__DATASET EXTRACT__.
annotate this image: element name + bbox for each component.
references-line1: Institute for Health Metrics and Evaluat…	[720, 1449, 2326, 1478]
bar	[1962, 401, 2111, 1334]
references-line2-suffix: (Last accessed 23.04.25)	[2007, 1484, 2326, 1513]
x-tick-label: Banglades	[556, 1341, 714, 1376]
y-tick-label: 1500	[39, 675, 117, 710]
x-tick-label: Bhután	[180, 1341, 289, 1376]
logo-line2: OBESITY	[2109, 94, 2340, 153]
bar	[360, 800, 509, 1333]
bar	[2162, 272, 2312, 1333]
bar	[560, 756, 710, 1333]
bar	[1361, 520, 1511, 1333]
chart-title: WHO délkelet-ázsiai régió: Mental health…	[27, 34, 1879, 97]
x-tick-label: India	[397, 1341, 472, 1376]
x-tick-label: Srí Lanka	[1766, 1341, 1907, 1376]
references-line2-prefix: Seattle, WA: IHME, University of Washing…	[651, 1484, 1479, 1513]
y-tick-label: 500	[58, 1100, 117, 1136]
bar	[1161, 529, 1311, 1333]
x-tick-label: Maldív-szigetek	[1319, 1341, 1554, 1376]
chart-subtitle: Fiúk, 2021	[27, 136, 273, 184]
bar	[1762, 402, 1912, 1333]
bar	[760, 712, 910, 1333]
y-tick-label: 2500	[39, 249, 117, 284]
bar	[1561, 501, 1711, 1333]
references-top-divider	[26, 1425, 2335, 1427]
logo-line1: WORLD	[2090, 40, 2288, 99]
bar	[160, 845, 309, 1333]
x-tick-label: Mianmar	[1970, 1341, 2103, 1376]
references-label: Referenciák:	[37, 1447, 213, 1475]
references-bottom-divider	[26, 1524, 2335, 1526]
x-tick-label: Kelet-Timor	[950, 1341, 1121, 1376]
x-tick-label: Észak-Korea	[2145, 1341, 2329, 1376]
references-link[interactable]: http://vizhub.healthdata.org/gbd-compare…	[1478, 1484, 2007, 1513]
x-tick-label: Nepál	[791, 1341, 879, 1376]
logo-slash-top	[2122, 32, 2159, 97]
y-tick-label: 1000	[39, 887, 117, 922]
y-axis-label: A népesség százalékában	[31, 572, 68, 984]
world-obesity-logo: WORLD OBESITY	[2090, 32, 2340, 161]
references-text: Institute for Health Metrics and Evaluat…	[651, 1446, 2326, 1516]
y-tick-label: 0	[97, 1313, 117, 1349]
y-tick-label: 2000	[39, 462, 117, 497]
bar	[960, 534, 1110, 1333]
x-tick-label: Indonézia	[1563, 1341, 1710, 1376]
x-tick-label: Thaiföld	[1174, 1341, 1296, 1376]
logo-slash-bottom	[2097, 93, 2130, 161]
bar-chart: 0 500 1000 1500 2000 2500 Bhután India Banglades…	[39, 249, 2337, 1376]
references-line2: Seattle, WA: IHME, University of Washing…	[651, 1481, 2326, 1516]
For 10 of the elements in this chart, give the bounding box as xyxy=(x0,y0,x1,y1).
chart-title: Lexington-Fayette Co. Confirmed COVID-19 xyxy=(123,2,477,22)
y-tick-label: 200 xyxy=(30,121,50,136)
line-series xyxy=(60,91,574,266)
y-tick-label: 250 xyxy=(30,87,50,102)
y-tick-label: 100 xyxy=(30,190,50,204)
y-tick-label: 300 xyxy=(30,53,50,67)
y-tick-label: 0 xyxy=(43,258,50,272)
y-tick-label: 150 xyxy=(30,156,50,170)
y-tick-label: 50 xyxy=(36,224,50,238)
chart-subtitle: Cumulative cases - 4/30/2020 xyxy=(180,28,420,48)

__TASK DESCRIPTION__. List every line of the listing above that contains the string "slash". Case counts.

__RESPONSE FOR THIS EXERCISE__.
logo-slash-top	[2122, 32, 2159, 97]
logo-slash-bottom	[2097, 93, 2130, 161]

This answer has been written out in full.